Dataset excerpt

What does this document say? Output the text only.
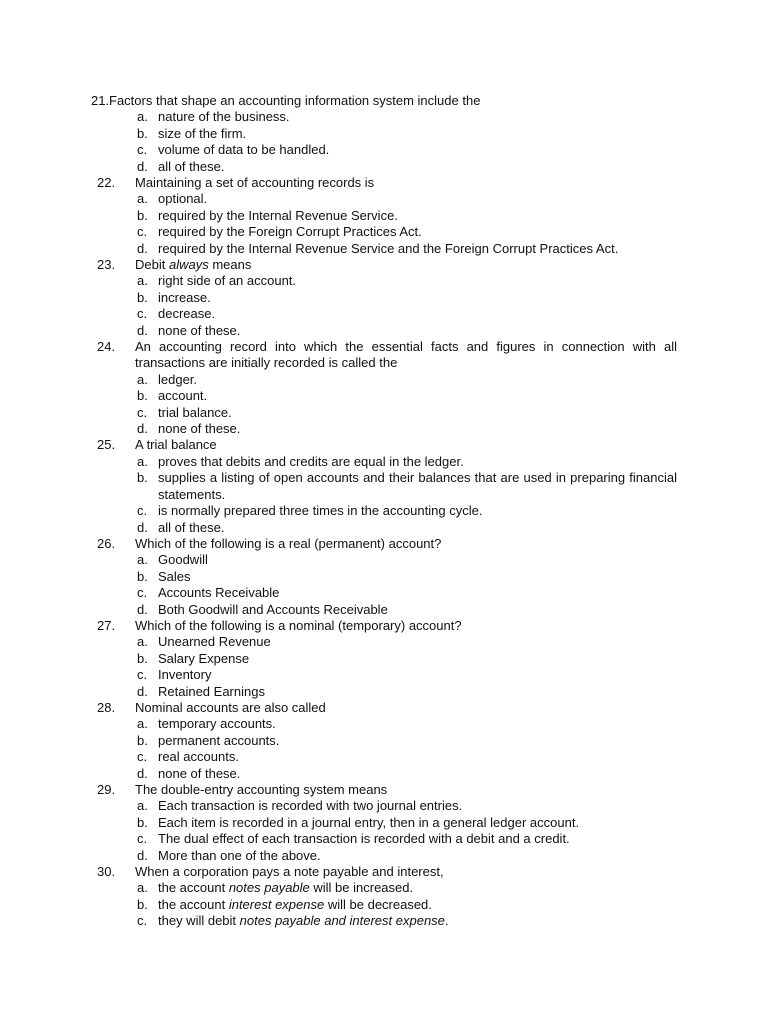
21. Factors that shape an accounting information system include the
a. nature of the business.
b. size of the firm.
c. volume of data to be handled.
d. all of these.
22. Maintaining a set of accounting records is
a. optional.
b. required by the Internal Revenue Service.
c. required by the Foreign Corrupt Practices Act.
d. required by the Internal Revenue Service and the Foreign Corrupt Practices Act.
23. Debit always means
a. right side of an account.
b. increase.
c. decrease.
d. none of these.
24. An accounting record into which the essential facts and figures in connection with all transactions are initially recorded is called the
a. ledger.
b. account.
c. trial balance.
d. none of these.
25. A trial balance
a. proves that debits and credits are equal in the ledger.
b. supplies a listing of open accounts and their balances that are used in preparing financial statements.
c. is normally prepared three times in the accounting cycle.
d. all of these.
26. Which of the following is a real (permanent) account?
a. Goodwill
b. Sales
c. Accounts Receivable
d. Both Goodwill and Accounts Receivable
27. Which of the following is a nominal (temporary) account?
a. Unearned Revenue
b. Salary Expense
c. Inventory
d. Retained Earnings
28. Nominal accounts are also called
a. temporary accounts.
b. permanent accounts.
c. real accounts.
d. none of these.
29. The double-entry accounting system means
a. Each transaction is recorded with two journal entries.
b. Each item is recorded in a journal entry, then in a general ledger account.
c. The dual effect of each transaction is recorded with a debit and a credit.
d. More than one of the above.
30. When a corporation pays a note payable and interest,
a. the account notes payable will be increased.
b. the account interest expense will be decreased.
c. they will debit notes payable and interest expense.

▸ **What to do**:
Look above for lines with the word "following" and copy them all.

▸ **Finished exercise**:
26. Which of the following is a real (permanent) account?
27. Which of the following is a nominal (temporary) account?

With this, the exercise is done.